WHAT IS REQUIRED:
Write out each line from the data below that includes the word "DOCUMENTOS".

DATA TO PROCESS:
>>>
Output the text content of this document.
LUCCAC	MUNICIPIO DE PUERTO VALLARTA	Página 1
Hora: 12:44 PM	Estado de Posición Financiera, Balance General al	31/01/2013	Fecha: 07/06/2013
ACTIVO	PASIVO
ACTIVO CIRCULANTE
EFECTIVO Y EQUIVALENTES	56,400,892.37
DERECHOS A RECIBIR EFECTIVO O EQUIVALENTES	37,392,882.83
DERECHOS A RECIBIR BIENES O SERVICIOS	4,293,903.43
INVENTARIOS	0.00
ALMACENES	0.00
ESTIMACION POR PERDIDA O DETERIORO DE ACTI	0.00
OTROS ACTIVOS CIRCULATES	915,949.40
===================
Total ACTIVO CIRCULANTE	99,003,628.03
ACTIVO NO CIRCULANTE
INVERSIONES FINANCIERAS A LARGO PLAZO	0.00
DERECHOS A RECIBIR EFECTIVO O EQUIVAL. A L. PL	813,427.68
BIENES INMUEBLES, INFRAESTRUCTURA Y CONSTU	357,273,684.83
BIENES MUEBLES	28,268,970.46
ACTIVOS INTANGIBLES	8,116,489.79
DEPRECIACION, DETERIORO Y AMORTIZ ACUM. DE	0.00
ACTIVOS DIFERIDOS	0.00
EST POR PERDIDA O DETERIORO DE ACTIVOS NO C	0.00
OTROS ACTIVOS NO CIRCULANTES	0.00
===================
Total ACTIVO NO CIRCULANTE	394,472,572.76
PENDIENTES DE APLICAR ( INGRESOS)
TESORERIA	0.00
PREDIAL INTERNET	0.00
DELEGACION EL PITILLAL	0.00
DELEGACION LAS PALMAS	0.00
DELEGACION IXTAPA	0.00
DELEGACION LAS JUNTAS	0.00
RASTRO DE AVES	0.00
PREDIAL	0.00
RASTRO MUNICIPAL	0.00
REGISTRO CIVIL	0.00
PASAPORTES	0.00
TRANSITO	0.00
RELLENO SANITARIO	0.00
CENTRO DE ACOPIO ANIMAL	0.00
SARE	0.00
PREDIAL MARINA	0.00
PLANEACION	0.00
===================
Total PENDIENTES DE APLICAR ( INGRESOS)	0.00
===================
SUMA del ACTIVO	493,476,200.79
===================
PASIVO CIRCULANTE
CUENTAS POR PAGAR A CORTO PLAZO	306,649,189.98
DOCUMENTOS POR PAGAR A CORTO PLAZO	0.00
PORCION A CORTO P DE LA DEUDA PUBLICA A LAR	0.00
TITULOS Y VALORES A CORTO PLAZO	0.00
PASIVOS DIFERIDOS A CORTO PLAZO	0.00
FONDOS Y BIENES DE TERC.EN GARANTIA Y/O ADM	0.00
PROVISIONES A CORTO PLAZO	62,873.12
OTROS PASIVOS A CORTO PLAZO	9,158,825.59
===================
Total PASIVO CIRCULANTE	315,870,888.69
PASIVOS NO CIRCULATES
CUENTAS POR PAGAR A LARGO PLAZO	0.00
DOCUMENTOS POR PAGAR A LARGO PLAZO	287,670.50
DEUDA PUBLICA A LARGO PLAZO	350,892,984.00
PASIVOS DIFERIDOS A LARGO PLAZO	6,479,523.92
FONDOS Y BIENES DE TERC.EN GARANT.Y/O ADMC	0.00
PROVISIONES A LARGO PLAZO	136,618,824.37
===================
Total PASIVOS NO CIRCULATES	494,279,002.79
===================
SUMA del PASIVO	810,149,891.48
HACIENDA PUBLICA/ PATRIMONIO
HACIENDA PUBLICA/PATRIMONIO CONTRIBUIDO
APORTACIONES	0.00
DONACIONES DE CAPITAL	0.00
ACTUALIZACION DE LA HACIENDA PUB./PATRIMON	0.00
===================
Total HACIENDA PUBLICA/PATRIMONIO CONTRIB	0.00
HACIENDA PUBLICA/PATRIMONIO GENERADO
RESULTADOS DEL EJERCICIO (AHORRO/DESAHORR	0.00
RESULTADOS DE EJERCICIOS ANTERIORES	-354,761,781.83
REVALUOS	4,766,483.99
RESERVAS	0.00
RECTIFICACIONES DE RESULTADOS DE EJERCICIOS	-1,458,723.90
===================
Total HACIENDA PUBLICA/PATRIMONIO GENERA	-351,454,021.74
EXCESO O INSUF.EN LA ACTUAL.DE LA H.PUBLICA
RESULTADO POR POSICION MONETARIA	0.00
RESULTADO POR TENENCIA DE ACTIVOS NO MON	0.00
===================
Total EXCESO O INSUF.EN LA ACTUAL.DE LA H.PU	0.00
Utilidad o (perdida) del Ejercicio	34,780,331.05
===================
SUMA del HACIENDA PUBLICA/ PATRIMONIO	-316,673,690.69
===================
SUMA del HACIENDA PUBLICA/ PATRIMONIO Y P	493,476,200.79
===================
<<<
SOLUTION FOR THIS EXERCISE:
DOCUMENTOS POR PAGAR A CORTO PLAZO	0.00
DOCUMENTOS POR PAGAR A LARGO PLAZO	287,670.50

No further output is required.